▶ _SUPPLIED PASSAGE_
+---+

Treasury officials had clearly thought about these issues. They pointed out, correctly, that despite formally concentrating risk, clearinghouses are better than bilateral trades, because in practice derivative markets engender systemic, not just bilateral, risk anyway and at least with a clearinghouse one can track, manage, and regulate that. Ultimately, their answer was that once we put this extra transparency in place, we just have to trust regulators to regulate well. In response to Yves’ skepticism of clearing CDS, one official suggested that regulators will insist on adequate margins, and if that renders some products uneconomical then so be it. I’ll believe that when I see it.

A disappointing moment in the conversation on financial regulation was when several officials suggested that increased capital requirements in and of themselves would do much of the work of solving bank incentive problems. I hope they were just trying snow us with this, because if they believe it, it suggests that they haven’t thought very carefully about how well aligned the incentives of equityholders, bank managers, and traders are at highly levered institutions. All three groups benefit by putting creditors’ resources at risk and earning outsize profit against limited costs (loss of equity value or loss of a job). Under the new regulation, our “strong” capital requirements will probably permit banks to be levered at least 15 times poorly measured common equity. That’s not nearly enough to tilt shareholder incentives decisively towards capital preservation. Shareholders would have to work very hard to oppose the interests of managers and traders. One official wondered aloud why bondholders failed to discipline banks, in order to prevent this sort of misbehavior. I’ll leave that one dangling as an exercise for readers.

+---+

▶ _WORK ORDER 1_
In the Treasury passage, reproduce the text between "Treasury officials had" and "when I see it.", inclusive, substituting "supervisors" for "regulators".
▶ _WORK ORDER 2_
Condense the Treasury passage's paragraph beginning "A disappointing moment in the conversation" into a short bulleted list that keeps its main points.
The listing that comes next has nothing to do with this exercise.

▶ _RECORDS SHOWN_
+---+

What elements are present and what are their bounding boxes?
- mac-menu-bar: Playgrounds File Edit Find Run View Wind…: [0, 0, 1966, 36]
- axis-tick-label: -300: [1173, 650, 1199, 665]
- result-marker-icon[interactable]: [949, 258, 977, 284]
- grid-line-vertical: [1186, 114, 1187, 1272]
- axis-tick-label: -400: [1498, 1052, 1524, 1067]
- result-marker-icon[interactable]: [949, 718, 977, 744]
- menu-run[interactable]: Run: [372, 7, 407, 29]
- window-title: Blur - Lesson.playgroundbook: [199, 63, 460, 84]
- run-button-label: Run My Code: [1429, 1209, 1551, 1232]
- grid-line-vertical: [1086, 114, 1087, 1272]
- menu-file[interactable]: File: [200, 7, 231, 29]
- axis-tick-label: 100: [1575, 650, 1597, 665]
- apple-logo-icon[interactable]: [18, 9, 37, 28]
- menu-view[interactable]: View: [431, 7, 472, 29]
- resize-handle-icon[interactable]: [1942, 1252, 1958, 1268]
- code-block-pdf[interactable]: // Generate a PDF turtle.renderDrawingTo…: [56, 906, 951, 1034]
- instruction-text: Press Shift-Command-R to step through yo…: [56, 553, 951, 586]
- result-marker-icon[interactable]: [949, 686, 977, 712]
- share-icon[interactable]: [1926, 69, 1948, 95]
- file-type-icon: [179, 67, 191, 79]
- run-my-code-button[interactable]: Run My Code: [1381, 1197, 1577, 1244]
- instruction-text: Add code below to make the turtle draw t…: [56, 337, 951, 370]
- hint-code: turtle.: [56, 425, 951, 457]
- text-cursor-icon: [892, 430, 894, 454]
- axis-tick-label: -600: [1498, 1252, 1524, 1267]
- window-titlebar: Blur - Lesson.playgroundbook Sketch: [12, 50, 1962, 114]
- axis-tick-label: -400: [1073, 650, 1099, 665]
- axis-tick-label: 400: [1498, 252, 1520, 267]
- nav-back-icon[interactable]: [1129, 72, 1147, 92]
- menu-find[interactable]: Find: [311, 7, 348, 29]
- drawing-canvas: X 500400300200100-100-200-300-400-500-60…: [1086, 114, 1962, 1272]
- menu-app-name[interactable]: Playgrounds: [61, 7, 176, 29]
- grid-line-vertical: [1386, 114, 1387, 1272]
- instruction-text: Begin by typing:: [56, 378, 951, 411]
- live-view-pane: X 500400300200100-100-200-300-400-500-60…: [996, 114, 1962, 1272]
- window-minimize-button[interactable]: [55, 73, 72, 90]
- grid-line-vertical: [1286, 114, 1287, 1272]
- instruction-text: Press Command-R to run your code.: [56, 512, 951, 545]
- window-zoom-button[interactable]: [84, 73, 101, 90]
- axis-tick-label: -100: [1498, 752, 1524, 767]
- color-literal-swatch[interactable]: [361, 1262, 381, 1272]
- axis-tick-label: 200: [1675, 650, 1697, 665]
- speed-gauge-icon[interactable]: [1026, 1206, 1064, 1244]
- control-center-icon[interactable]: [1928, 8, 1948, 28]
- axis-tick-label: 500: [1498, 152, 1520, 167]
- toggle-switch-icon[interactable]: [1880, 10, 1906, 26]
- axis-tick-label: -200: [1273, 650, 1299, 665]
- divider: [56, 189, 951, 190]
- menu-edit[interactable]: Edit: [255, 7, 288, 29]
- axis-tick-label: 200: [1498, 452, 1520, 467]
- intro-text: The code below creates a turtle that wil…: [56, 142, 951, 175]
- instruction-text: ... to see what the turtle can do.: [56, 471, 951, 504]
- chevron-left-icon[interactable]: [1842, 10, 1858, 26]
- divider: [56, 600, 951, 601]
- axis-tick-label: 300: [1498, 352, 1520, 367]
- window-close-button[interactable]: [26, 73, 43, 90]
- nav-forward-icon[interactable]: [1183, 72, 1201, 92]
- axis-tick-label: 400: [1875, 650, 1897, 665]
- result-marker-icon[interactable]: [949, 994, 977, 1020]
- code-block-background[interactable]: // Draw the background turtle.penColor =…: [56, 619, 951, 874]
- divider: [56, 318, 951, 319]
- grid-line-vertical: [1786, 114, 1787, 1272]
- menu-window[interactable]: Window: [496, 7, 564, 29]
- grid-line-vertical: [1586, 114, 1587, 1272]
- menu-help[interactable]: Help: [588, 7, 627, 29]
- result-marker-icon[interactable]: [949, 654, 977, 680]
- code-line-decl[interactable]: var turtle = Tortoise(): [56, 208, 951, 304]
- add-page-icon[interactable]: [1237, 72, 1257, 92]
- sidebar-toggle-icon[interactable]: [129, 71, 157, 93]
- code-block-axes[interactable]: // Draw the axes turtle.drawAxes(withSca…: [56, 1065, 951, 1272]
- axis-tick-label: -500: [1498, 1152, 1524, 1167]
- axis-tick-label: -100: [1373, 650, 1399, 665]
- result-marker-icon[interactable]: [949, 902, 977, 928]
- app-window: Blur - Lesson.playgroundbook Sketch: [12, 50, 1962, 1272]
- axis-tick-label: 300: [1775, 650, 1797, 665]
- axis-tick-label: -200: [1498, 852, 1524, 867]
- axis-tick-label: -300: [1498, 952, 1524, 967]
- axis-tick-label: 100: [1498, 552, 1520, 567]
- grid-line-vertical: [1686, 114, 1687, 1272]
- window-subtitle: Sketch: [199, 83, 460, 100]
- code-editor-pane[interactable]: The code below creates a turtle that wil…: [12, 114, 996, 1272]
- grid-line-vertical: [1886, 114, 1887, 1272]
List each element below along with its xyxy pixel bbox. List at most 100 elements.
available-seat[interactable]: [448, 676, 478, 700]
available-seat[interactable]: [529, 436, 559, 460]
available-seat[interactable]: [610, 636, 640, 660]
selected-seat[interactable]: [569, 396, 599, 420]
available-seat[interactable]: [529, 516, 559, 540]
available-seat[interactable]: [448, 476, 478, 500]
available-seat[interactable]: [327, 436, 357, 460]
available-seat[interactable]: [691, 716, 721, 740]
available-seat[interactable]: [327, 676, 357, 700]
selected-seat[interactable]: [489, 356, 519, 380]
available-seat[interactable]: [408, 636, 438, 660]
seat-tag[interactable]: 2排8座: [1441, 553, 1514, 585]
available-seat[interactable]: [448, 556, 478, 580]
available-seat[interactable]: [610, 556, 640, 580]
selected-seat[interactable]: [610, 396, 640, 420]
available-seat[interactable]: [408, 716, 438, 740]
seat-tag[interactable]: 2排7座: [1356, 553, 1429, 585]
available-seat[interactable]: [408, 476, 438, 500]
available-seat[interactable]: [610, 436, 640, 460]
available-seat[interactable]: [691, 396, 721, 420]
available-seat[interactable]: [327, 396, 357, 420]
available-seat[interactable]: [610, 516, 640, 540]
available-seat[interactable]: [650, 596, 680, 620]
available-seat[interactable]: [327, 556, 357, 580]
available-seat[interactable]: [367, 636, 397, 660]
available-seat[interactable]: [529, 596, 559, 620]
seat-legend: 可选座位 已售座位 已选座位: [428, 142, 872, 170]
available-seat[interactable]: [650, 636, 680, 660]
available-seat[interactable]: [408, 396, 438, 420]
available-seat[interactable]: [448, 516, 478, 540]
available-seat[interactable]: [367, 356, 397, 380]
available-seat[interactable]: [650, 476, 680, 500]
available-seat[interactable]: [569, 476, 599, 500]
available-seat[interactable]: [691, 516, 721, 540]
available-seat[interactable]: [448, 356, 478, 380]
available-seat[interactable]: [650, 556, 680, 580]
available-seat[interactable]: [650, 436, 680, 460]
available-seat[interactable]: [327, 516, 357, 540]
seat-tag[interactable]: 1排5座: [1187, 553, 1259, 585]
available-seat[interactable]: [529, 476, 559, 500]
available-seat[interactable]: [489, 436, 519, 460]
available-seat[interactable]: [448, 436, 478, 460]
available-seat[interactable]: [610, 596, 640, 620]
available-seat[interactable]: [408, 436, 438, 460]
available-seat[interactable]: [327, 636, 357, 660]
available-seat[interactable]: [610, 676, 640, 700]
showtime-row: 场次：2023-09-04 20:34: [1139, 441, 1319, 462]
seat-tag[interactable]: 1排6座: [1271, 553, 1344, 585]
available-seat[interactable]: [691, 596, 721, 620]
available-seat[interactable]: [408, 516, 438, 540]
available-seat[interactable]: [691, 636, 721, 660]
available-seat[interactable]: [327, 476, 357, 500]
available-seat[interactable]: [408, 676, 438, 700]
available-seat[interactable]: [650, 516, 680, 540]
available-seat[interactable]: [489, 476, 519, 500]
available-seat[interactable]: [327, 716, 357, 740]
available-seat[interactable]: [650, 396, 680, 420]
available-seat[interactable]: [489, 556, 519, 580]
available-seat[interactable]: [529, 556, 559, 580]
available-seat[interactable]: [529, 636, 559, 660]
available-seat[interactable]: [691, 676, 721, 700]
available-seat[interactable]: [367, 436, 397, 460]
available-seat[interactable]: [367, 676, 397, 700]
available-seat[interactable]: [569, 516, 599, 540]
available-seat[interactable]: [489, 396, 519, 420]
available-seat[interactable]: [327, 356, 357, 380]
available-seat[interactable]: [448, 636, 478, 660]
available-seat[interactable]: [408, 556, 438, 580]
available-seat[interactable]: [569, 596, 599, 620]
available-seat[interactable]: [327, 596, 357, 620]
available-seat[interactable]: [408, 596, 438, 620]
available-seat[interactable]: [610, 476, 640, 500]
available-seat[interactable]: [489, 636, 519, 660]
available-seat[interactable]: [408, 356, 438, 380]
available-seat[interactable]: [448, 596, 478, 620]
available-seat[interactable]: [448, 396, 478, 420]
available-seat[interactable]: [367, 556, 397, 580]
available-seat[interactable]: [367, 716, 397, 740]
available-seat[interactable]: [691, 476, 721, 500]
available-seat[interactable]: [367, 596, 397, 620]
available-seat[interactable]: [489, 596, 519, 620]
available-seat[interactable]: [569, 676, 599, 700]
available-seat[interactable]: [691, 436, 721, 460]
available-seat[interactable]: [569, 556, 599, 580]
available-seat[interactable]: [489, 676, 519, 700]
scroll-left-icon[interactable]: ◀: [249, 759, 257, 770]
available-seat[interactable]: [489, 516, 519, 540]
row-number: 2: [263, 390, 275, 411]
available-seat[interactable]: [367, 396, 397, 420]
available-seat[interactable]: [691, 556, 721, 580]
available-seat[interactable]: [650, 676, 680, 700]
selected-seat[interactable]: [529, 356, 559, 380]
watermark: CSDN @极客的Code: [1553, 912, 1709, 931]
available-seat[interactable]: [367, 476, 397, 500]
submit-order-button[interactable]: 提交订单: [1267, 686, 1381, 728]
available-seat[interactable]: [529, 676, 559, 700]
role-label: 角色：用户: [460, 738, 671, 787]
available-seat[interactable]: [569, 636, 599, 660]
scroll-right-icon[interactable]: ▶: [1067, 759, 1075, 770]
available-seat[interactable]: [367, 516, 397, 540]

+---+

▶ _TASK RESULT 1_
Treasury officials had clearly thought about these issues. They pointed out, correctly, that despite formally concentrating risk, clearinghouses are better than bilateral trades, because in practice derivative markets engender systemic, not just bilateral, risk anyway and at least with a clearinghouse one can track, manage, and regulate that. Ultimately, their answer was that once we put this extra transparency in place, we just have to trust supervisors to regulate well. In response to Yves’ skepticism of clearing CDS, one official suggested that supervisors will insist on adequate margins, and if that renders some products uneconomical then so be it. I’ll believe that when I see it.

▶ _TASK RESULT 2_
- Several officials suggested that higher capital requirements alone would do much to fix bank incentive problems.
- The writer doubts this because at highly levered institutions, the incentives of equityholders, bank managers and traders are closely aligned.
- All three gain by risking creditors' resources for outsize profit at limited cost to themselves, such as lost equity value or a lost job.
- The new "strong" capital rules will probably still let banks be levered at least 15 times poorly measured common equity.
- That is not enough to push shareholders decisively toward preserving capital, and they would have to work very hard to oppose managers and traders.
- One official asked why bondholders failed to discipline banks, and the writer leaves that question for readers.